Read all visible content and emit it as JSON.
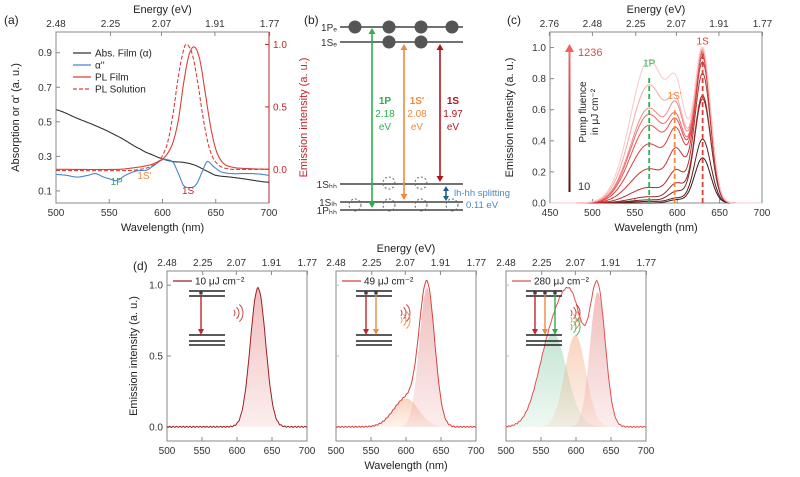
{
  "chart_data": [
    {
      "panel": "(a)",
      "type": "line",
      "top_axis": {
        "label": "Energy (eV)",
        "ticks": [
          "2.48",
          "2.25",
          "2.07",
          "1.91",
          "1.77"
        ]
      },
      "xlabel": "Wavelength (nm)",
      "ylabel": "Absorption or α' (a. u.)",
      "ylabel_right": "Emission intensity (a. u.)",
      "xlim": [
        500,
        700
      ],
      "ylim": [
        0.03,
        1.02
      ],
      "ylim_right": [
        -0.27,
        1.1
      ],
      "xticks": [
        500,
        550,
        600,
        650,
        700
      ],
      "yticks": [
        0.1,
        0.3,
        0.5,
        0.7,
        0.9
      ],
      "yticks_right": [
        0.0,
        0.5,
        1.0
      ],
      "legend": [
        "Abs. Film (α)",
        "α''",
        "PL Film",
        "PL Solution"
      ],
      "legend_position": "top-left",
      "annotations": [
        {
          "text": "1P",
          "x": 557,
          "color": "#3aa655"
        },
        {
          "text": "1S'",
          "x": 583,
          "color": "#f08a3c"
        },
        {
          "text": "1S",
          "x": 624,
          "color": "#c0262d"
        }
      ],
      "series": [
        {
          "name": "Abs. Film (α)",
          "axis": "left",
          "color": "#333333",
          "x": [
            500,
            520,
            540,
            560,
            580,
            590,
            600,
            610,
            620,
            630,
            640,
            650,
            670,
            700
          ],
          "y": [
            0.57,
            0.52,
            0.47,
            0.41,
            0.34,
            0.31,
            0.285,
            0.27,
            0.265,
            0.25,
            0.22,
            0.19,
            0.175,
            0.15
          ]
        },
        {
          "name": "α''",
          "axis": "left",
          "color": "#4a86c8",
          "x": [
            500,
            510,
            520,
            530,
            537,
            545,
            550,
            557,
            565,
            575,
            585,
            590,
            600,
            605,
            610,
            615,
            620,
            627,
            632,
            638,
            642,
            648,
            655,
            665,
            675,
            685,
            695,
            700
          ],
          "y": [
            0.195,
            0.19,
            0.18,
            0.19,
            0.2,
            0.18,
            0.17,
            0.16,
            0.19,
            0.215,
            0.22,
            0.24,
            0.28,
            0.28,
            0.265,
            0.2,
            0.13,
            0.12,
            0.14,
            0.22,
            0.27,
            0.24,
            0.21,
            0.2,
            0.2,
            0.2,
            0.195,
            0.19
          ]
        },
        {
          "name": "PL Film",
          "axis": "right",
          "color": "#d9403a",
          "x": [
            500,
            560,
            580,
            590,
            600,
            605,
            610,
            615,
            620,
            625,
            630,
            635,
            640,
            645,
            650,
            655,
            660,
            670,
            700
          ],
          "y": [
            0,
            0.0,
            0.02,
            0.04,
            0.08,
            0.13,
            0.22,
            0.4,
            0.7,
            0.92,
            0.98,
            0.88,
            0.62,
            0.35,
            0.16,
            0.07,
            0.03,
            0.01,
            0.0
          ]
        },
        {
          "name": "PL Solution",
          "axis": "right",
          "color": "#d9403a",
          "dashed": true,
          "x": [
            500,
            570,
            585,
            595,
            600,
            605,
            610,
            615,
            620,
            623,
            628,
            633,
            638,
            643,
            648,
            655,
            665,
            700
          ],
          "y": [
            -0.01,
            -0.01,
            0.01,
            0.05,
            0.11,
            0.22,
            0.45,
            0.75,
            0.96,
            1.0,
            0.92,
            0.7,
            0.42,
            0.2,
            0.08,
            0.02,
            0.0,
            0.0
          ]
        }
      ]
    },
    {
      "panel": "(b)",
      "type": "diagram",
      "levels_top": [
        "1Pₑ",
        "1Sₑ"
      ],
      "levels_bottom": [
        "1Sₕₕ",
        "1Sₗₕ",
        "1Pₕₕ"
      ],
      "transitions": [
        {
          "name": "1P",
          "energy": "2.18",
          "unit": "eV",
          "color": "#2fae4e"
        },
        {
          "name": "1S'",
          "energy": "2.08",
          "unit": "eV",
          "color": "#f08a3c"
        },
        {
          "name": "1S",
          "energy": "1.97",
          "unit": "eV",
          "color": "#b3141c"
        }
      ],
      "splitting_label": "lh-hh splitting",
      "splitting_value": "0.11 eV",
      "splitting_color": "#4a86c8"
    },
    {
      "panel": "(c)",
      "type": "line",
      "top_axis": {
        "label": "Energy (eV)",
        "ticks": [
          "2.76",
          "2.48",
          "2.25",
          "2.07",
          "1.91",
          "1.77"
        ]
      },
      "xlabel": "Wavelength (nm)",
      "ylabel": "Emission intensity (a. u.)",
      "xlim": [
        450,
        700
      ],
      "ylim": [
        0,
        1.1
      ],
      "xticks": [
        450,
        500,
        550,
        600,
        650,
        700
      ],
      "yticks": [
        0.0,
        0.2,
        0.4,
        0.6,
        0.8,
        1.0
      ],
      "arrow_label_top": "1236",
      "arrow_label_bottom": "10",
      "fluence_label": [
        "Pump fluence",
        "in μJ cm⁻²"
      ],
      "markers": [
        {
          "text": "1P",
          "x": 567,
          "color": "#2fae4e"
        },
        {
          "text": "1S'",
          "x": 597,
          "color": "#f08a3c"
        },
        {
          "text": "1S",
          "x": 630,
          "color": "#d9403a"
        }
      ],
      "series": [
        {
          "peak_1P": 0.0,
          "peak_1Sp": 0.02,
          "peak_1S": 0.29,
          "color": "#3a1a1a"
        },
        {
          "peak_1P": 0.01,
          "peak_1Sp": 0.03,
          "peak_1S": 0.41,
          "color": "#5a2020"
        },
        {
          "peak_1P": 0.02,
          "peak_1Sp": 0.07,
          "peak_1S": 0.67,
          "color": "#7a2424"
        },
        {
          "peak_1P": 0.04,
          "peak_1Sp": 0.12,
          "peak_1S": 0.69,
          "color": "#962a2a"
        },
        {
          "peak_1P": 0.1,
          "peak_1Sp": 0.2,
          "peak_1S": 0.83,
          "color": "#b03030"
        },
        {
          "peak_1P": 0.22,
          "peak_1Sp": 0.33,
          "peak_1S": 0.9,
          "color": "#c83434"
        },
        {
          "peak_1P": 0.38,
          "peak_1Sp": 0.45,
          "peak_1S": 0.93,
          "color": "#dc3c3c"
        },
        {
          "peak_1P": 0.5,
          "peak_1Sp": 0.5,
          "peak_1S": 0.95,
          "color": "#e85050"
        },
        {
          "peak_1P": 0.57,
          "peak_1Sp": 0.53,
          "peak_1S": 0.96,
          "color": "#ee6868"
        },
        {
          "peak_1P": 0.61,
          "peak_1Sp": 0.6,
          "peak_1S": 0.97,
          "color": "#f28888"
        },
        {
          "peak_1P": 0.76,
          "peak_1Sp": 0.63,
          "peak_1S": 0.97,
          "color": "#f6a8a8"
        },
        {
          "peak_1P": 0.92,
          "peak_1Sp": 0.75,
          "peak_1S": 0.98,
          "color": "#fac8c8"
        }
      ]
    },
    {
      "panel": "(d)",
      "type": "area",
      "top_axis": {
        "label": "Energy (eV)",
        "ticks": [
          "2.48",
          "2.25",
          "2.07",
          "1.91",
          "1.77"
        ]
      },
      "xlabel": "Wavelength (nm)",
      "ylabel": "Emission intensity (a. u.)",
      "xlim": [
        500,
        700
      ],
      "ylim": [
        -0.1,
        1.1
      ],
      "xticks": [
        500,
        550,
        600,
        650,
        700
      ],
      "yticks": [
        0.0,
        0.5,
        1.0
      ],
      "subplots": [
        {
          "legend": "10 μJ cm⁻²",
          "components": [
            {
              "center": 630,
              "width": 11,
              "amp": 0.98,
              "color": "#e07070"
            }
          ],
          "total_color": "#9b2020"
        },
        {
          "legend": "49 μJ cm⁻²",
          "components": [
            {
              "center": 600,
              "width": 18,
              "amp": 0.2,
              "color": "#f0a070"
            },
            {
              "center": 630,
              "width": 11,
              "amp": 0.98,
              "color": "#e07070"
            }
          ],
          "total_color": "#d9403a"
        },
        {
          "legend": "280 μJ cm⁻²",
          "components": [
            {
              "center": 567,
              "width": 20,
              "amp": 0.66,
              "color": "#7cc49a"
            },
            {
              "center": 599,
              "width": 15,
              "amp": 0.65,
              "color": "#f0a070"
            },
            {
              "center": 631,
              "width": 11,
              "amp": 0.95,
              "color": "#e07070"
            }
          ],
          "total_color": "#e05050"
        }
      ]
    }
  ]
}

• • • •

Required work: Identify and copy all lines with the word "Film".

Complete response:
        "Abs. Film (α)",
        "PL Film",
          "name": "Abs. Film (α)",
          "name": "PL Film",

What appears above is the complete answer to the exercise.